Check every line of the entries below for the word "Secondary", and copy the ones that have it.

§ **Stored items**
● ● ● ●
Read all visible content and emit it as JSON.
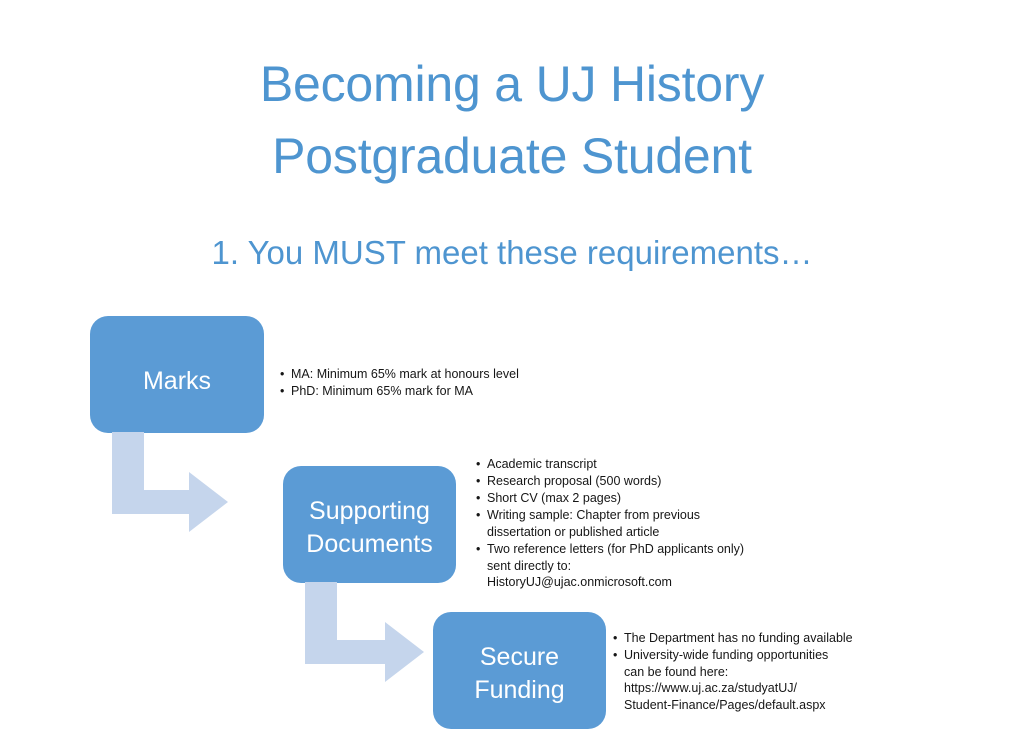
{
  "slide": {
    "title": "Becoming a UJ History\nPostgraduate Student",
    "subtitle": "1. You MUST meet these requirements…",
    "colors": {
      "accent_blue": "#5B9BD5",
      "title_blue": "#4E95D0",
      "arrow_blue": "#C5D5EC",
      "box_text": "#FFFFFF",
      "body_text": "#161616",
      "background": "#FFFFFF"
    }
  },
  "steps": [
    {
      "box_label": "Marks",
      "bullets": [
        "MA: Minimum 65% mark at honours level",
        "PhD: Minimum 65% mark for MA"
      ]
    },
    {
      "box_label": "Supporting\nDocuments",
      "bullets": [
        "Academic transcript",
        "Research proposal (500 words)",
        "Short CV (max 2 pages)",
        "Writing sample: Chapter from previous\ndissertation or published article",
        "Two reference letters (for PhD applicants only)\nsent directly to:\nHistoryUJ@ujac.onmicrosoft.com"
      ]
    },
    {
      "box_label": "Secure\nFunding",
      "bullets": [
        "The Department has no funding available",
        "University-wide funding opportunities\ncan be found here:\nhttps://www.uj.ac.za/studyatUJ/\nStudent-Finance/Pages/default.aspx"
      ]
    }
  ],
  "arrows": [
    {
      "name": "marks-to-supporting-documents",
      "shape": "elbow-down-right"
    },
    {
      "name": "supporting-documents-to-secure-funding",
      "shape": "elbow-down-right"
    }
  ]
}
● ● ● ●
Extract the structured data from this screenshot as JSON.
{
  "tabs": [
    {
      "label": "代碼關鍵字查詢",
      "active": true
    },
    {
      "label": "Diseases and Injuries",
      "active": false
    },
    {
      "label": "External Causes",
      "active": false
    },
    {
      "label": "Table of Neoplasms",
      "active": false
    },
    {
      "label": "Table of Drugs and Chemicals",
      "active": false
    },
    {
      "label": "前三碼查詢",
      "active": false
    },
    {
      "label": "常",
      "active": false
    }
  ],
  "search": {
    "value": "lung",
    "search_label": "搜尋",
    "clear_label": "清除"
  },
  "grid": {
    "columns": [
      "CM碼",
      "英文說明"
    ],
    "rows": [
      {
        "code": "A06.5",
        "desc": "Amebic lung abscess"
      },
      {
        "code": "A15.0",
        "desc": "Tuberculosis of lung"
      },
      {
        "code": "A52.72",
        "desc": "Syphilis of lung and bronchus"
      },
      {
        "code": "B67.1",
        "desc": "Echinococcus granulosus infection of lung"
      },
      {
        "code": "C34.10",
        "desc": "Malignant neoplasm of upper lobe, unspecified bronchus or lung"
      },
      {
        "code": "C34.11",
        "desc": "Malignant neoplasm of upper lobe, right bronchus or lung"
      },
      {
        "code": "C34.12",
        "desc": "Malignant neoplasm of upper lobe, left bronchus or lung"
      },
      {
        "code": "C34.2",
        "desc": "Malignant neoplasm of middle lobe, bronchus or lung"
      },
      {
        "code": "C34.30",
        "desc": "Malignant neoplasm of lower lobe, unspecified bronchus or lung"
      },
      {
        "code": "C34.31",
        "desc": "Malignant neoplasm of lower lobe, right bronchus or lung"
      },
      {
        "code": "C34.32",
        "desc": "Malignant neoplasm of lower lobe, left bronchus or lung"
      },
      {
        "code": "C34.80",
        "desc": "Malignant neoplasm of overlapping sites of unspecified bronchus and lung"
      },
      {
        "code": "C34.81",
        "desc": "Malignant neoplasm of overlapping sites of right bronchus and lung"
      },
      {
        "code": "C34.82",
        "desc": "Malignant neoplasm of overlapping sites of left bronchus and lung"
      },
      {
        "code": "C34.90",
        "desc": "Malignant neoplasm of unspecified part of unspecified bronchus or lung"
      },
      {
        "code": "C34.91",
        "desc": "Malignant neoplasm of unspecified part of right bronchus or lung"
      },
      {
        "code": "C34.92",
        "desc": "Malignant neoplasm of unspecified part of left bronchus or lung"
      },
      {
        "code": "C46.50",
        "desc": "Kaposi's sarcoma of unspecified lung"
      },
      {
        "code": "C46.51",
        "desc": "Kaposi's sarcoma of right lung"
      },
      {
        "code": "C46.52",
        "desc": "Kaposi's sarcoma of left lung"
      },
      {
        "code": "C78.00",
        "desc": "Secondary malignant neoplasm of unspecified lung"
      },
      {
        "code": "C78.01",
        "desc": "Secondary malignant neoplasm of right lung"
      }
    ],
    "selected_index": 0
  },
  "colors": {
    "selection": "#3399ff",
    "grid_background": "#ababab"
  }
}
● ● ● ●
§ **ANSWER TO THIS EXERCISE**
        "desc": "Secondary malignant neoplasm of unspecified lung"
        "desc": "Secondary malignant neoplasm of right lung"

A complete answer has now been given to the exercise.